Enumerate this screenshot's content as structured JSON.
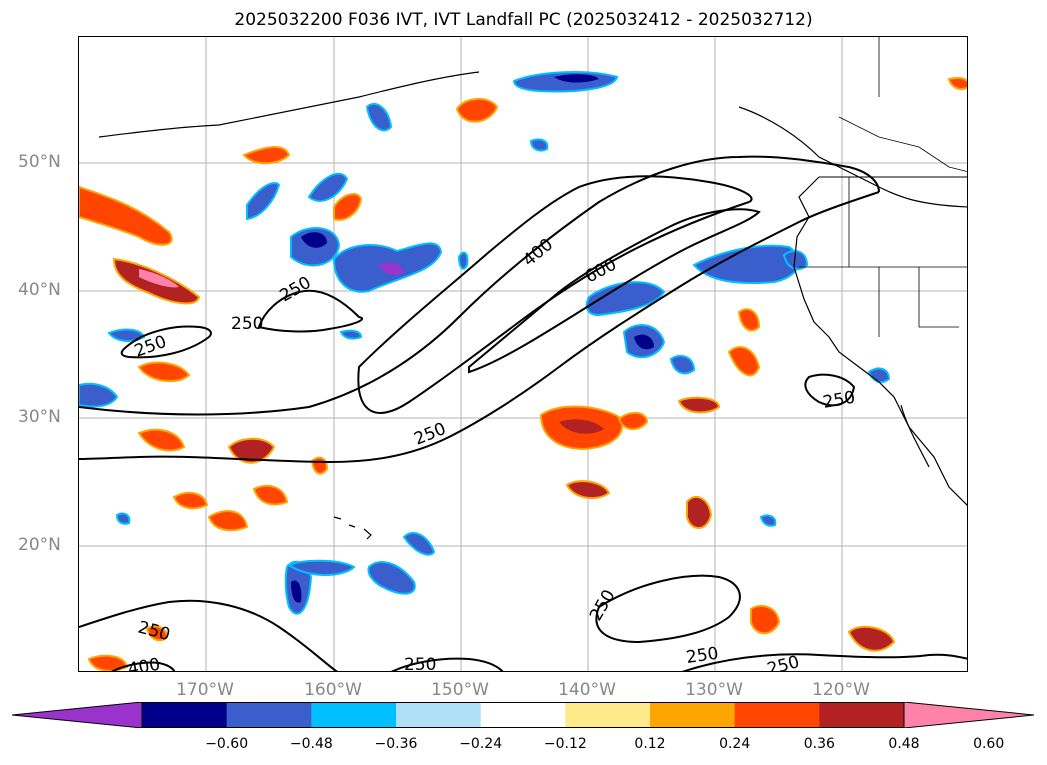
{
  "title": "2025032200 F036 IVT, IVT Landfall PC (2025032412 - 2025032712)",
  "map": {
    "lat_labels": [
      "50°N",
      "40°N",
      "30°N",
      "20°N"
    ],
    "lon_labels": [
      "170°W",
      "160°W",
      "150°W",
      "140°W",
      "130°W",
      "120°W"
    ],
    "contour_levels": [
      250,
      400,
      600
    ],
    "contour_labels": [
      "250",
      "250",
      "250",
      "250",
      "250",
      "250",
      "250",
      "250",
      "250",
      "250",
      "400",
      "400",
      "600"
    ],
    "contour_color": "#000000",
    "grid": true
  },
  "colorbar": {
    "ticks": [
      "−0.60",
      "−0.48",
      "−0.36",
      "−0.24",
      "−0.12",
      "0.12",
      "0.24",
      "0.36",
      "0.48",
      "0.60"
    ],
    "colors": [
      "#9933cc",
      "#00008b",
      "#3a5fcd",
      "#00bfff",
      "#b0e0f8",
      "#ffffff",
      "#ffe98a",
      "#ffa500",
      "#ff4500",
      "#b22222",
      "#ff82ab"
    ],
    "extend": "both"
  }
}
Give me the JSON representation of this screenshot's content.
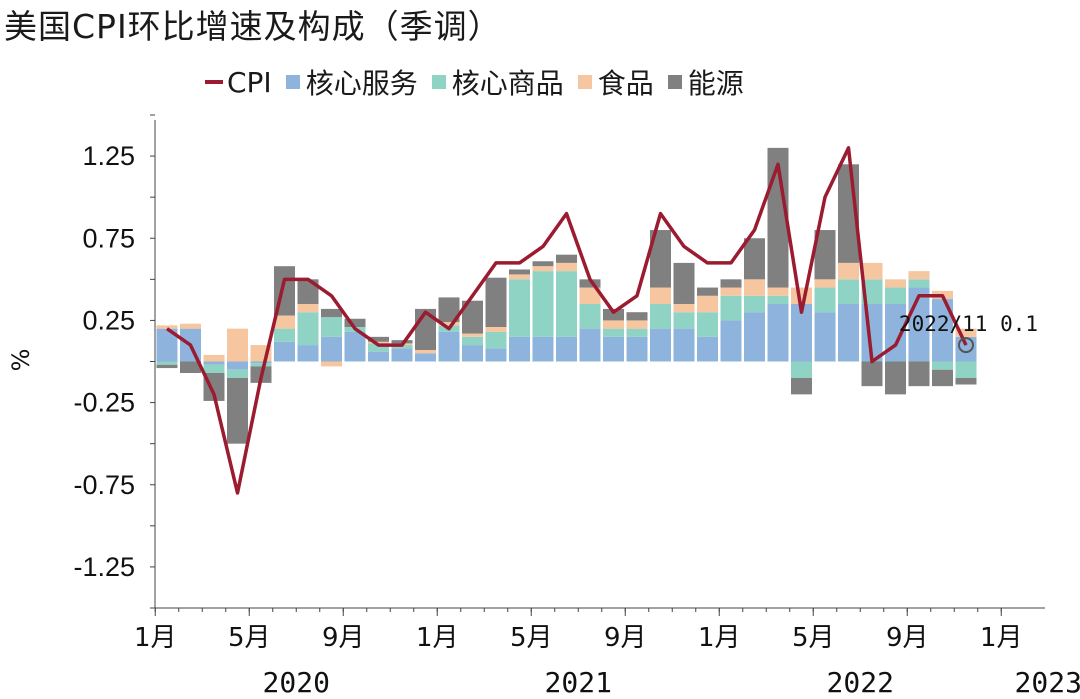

_____

# THE PROBLEM:
Transcribe the whole listing exactly. Pictures stay out of your copy.

# COMPLETED TASK:
Enumerate this screenshot's content as structured JSON.
{
  "title": "2025032200 F036 IVT, IVT Landfall PC (2025032412 - 2025032712)",
  "map": {
    "lat_labels": [
      "50°N",
      "40°N",
      "30°N",
      "20°N"
    ],
    "lon_labels": [
      "170°W",
      "160°W",
      "150°W",
      "140°W",
      "130°W",
      "120°W"
    ],
    "contour_levels": [
      250,
      400,
      600
    ],
    "contour_labels": [
      "250",
      "250",
      "250",
      "250",
      "250",
      "250",
      "250",
      "250",
      "250",
      "250",
      "400",
      "400",
      "600"
    ],
    "contour_color": "#000000",
    "grid": true
  },
  "colorbar": {
    "ticks": [
      "−0.60",
      "−0.48",
      "−0.36",
      "−0.24",
      "−0.12",
      "0.12",
      "0.24",
      "0.36",
      "0.48",
      "0.60"
    ],
    "colors": [
      "#9933cc",
      "#00008b",
      "#3a5fcd",
      "#00bfff",
      "#b0e0f8",
      "#ffffff",
      "#ffe98a",
      "#ffa500",
      "#ff4500",
      "#b22222",
      "#ff82ab"
    ],
    "extend": "both"
  }
}
Give me the JSON representation of this screenshot's content.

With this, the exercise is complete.